## [Exercise description]
Identify the lines that contain the string "Graduate" and copy all of them.

## [Records shown]
▽
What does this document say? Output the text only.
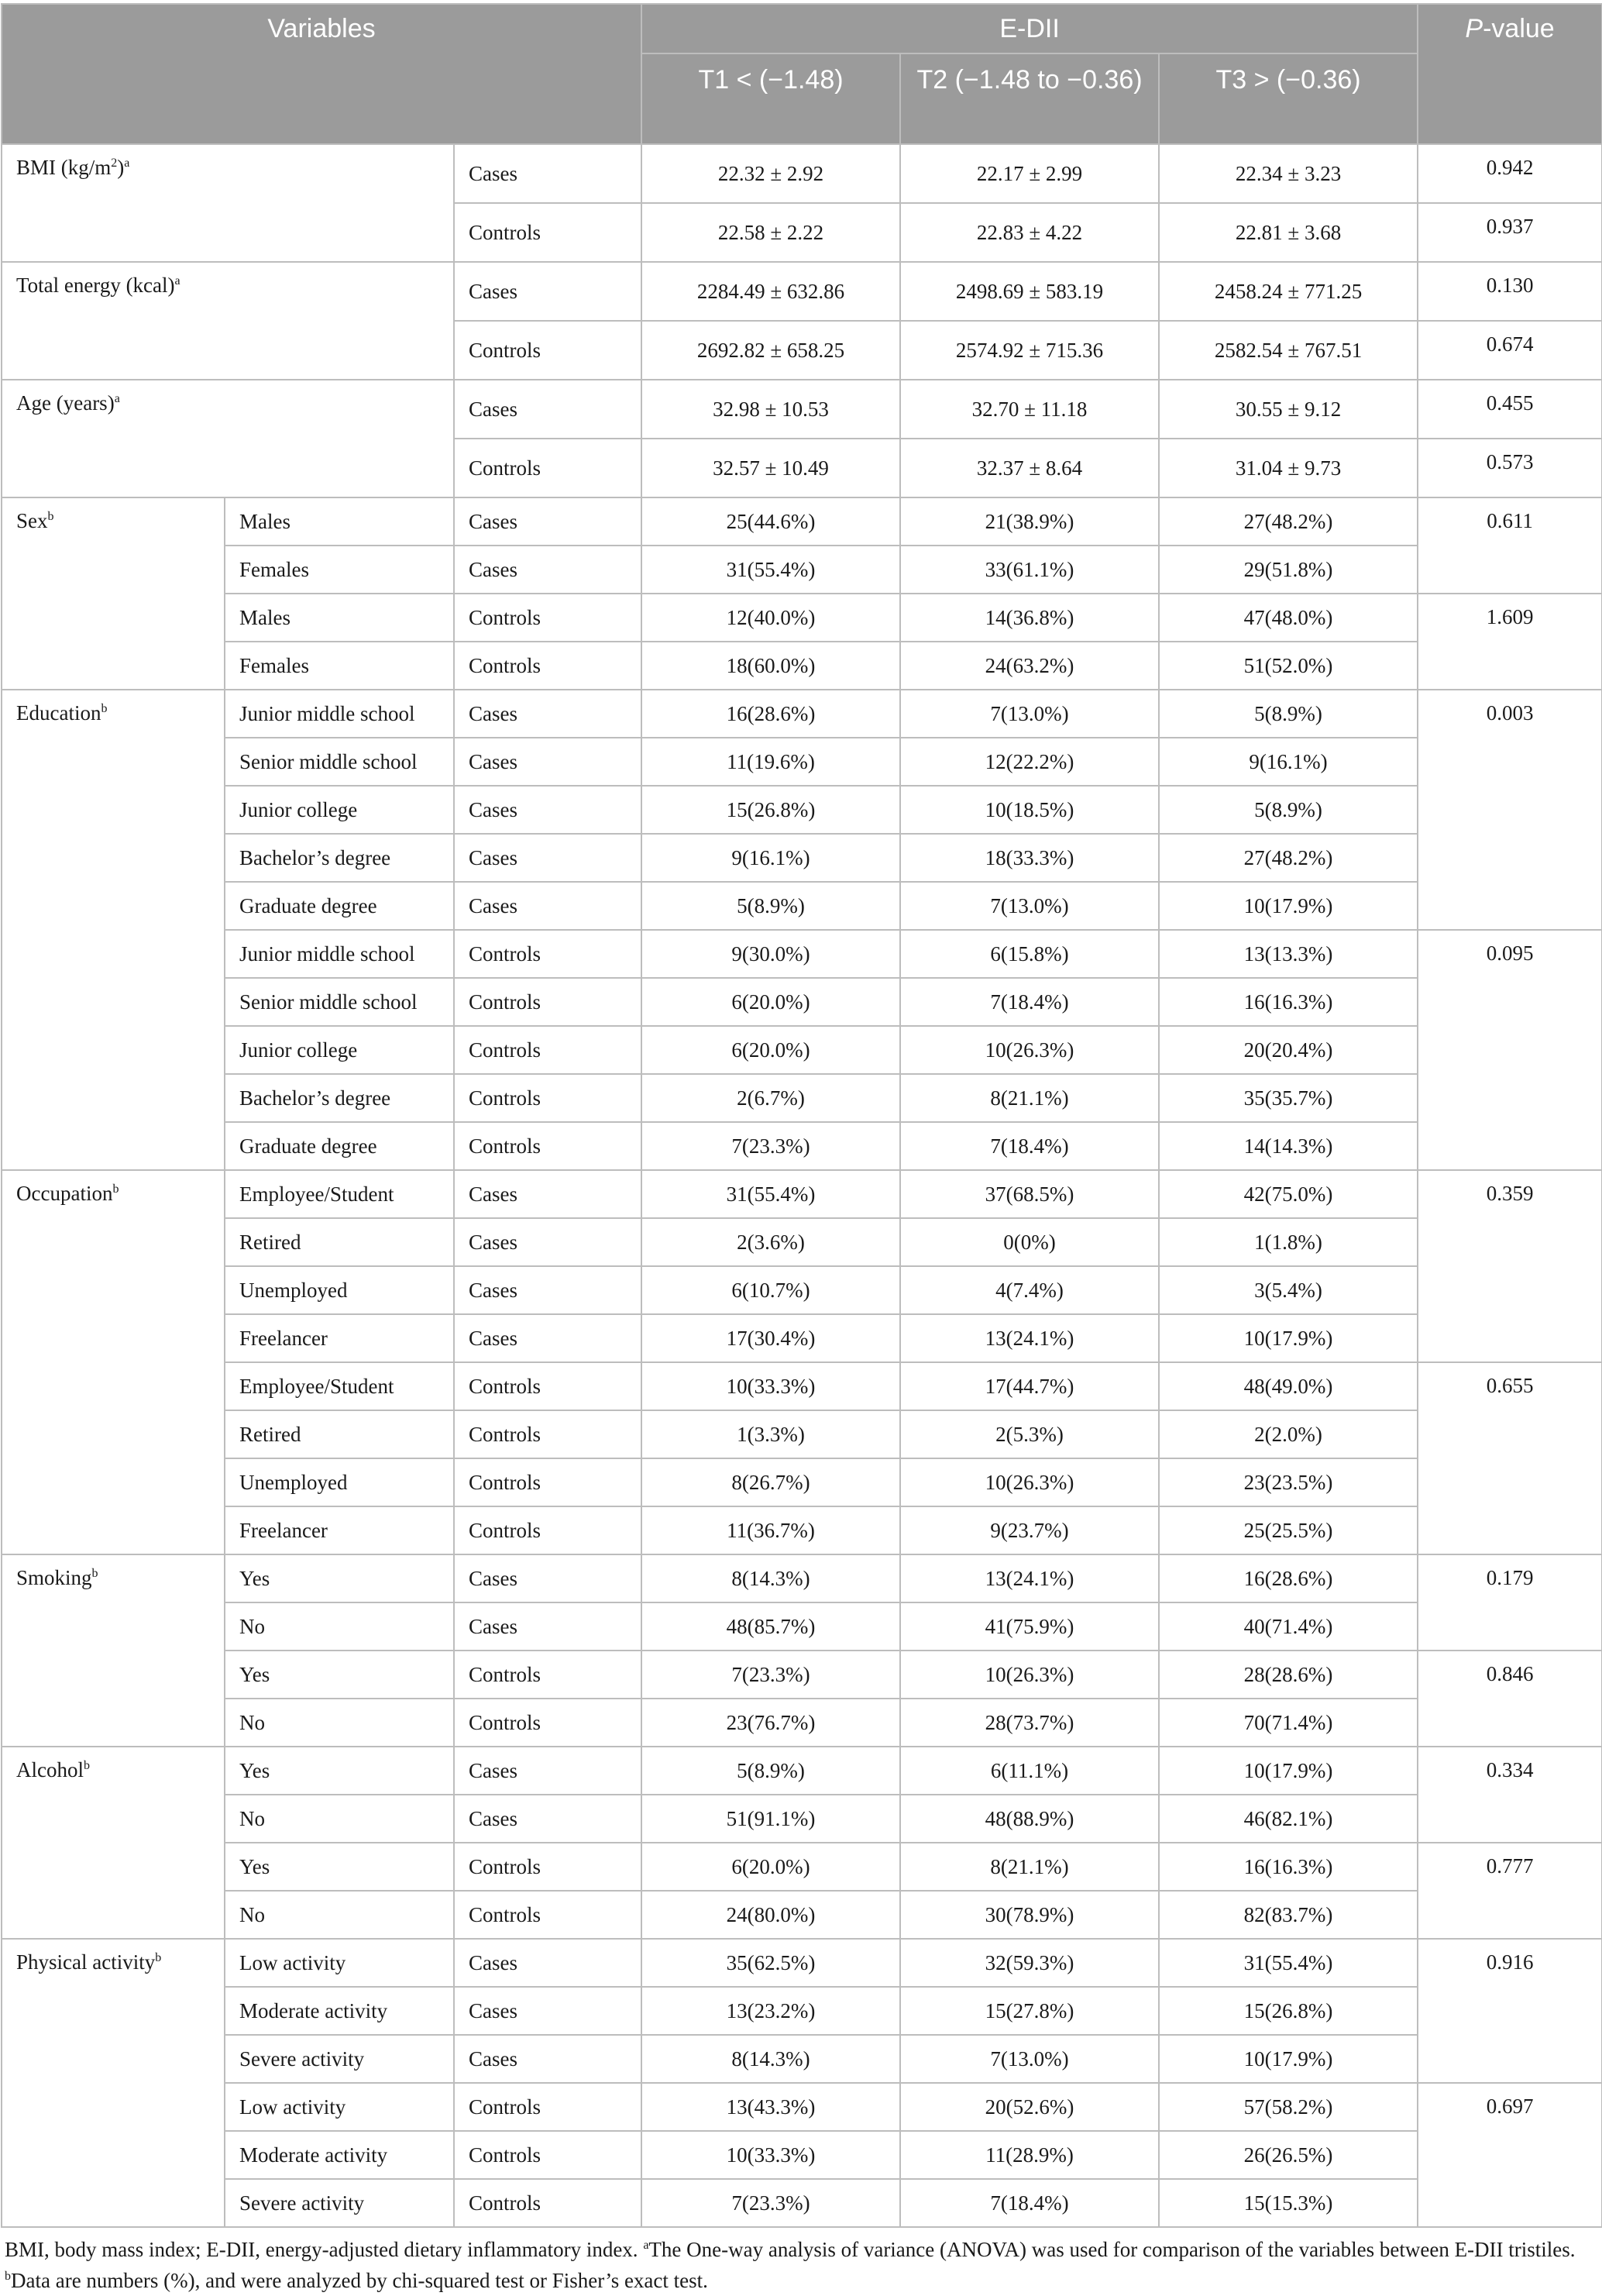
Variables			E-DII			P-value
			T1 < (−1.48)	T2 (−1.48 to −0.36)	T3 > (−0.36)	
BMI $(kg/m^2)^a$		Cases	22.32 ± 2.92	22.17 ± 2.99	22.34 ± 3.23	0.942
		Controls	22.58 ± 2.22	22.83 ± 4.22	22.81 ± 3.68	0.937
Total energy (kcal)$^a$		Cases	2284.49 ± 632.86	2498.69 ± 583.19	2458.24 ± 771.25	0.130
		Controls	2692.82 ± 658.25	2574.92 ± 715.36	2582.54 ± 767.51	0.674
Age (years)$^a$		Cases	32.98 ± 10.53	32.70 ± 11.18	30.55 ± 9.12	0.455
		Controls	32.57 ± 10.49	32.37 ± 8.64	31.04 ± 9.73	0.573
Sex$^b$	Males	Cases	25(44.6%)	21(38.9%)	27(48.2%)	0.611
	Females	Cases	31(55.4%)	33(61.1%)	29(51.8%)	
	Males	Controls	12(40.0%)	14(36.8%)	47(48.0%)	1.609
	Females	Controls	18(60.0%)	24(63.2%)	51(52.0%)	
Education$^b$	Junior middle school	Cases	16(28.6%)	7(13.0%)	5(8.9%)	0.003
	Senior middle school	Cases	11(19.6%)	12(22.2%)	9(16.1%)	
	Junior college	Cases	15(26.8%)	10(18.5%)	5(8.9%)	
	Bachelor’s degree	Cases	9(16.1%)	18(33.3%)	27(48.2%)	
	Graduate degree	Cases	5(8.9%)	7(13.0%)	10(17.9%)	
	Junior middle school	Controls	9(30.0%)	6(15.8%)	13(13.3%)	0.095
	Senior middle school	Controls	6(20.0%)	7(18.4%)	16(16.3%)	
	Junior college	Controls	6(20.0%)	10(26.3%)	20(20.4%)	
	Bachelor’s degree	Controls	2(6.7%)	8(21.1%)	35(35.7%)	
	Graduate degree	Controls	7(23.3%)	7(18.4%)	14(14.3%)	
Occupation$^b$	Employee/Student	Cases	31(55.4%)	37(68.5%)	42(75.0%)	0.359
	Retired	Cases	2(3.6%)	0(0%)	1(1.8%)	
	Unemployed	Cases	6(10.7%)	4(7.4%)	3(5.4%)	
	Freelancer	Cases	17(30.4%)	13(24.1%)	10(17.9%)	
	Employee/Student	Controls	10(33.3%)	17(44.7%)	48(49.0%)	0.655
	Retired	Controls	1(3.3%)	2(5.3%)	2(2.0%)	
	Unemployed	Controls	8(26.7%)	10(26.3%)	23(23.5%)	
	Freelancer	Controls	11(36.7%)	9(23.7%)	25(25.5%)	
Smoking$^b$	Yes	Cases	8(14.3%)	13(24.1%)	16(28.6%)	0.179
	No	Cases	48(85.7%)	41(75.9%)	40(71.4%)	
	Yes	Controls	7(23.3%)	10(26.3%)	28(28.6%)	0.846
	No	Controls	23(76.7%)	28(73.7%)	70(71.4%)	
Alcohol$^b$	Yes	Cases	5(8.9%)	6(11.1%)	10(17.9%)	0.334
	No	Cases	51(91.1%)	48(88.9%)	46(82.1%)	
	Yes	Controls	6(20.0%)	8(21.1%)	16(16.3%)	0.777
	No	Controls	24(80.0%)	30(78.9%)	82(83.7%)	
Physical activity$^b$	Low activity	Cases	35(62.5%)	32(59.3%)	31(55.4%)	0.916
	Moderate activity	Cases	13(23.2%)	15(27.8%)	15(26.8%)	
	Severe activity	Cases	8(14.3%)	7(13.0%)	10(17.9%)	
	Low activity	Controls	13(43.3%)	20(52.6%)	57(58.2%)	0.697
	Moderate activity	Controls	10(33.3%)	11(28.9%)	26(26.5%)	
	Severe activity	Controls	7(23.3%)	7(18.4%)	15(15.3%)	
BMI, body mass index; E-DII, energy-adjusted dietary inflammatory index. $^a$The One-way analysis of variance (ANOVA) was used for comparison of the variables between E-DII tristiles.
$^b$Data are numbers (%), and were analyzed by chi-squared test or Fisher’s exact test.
△
▽
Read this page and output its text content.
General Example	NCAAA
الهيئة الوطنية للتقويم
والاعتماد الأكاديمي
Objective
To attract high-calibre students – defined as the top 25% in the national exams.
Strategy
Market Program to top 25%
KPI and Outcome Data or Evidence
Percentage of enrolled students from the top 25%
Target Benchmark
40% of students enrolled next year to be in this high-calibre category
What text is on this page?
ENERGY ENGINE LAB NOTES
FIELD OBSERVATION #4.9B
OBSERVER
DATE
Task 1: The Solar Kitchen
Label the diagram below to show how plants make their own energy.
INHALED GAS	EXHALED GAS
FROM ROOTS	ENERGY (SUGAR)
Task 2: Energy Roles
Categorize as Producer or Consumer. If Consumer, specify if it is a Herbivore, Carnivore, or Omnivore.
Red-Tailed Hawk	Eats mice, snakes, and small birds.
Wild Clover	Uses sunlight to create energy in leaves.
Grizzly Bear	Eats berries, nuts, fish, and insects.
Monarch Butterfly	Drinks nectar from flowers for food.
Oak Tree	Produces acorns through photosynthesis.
△
## [Exercise result]
	Graduate degree	Cases	5(8.9%)	7(13.0%)	10(17.9%)	
	Graduate degree	Controls	7(23.3%)	7(18.4%)	14(14.3%)	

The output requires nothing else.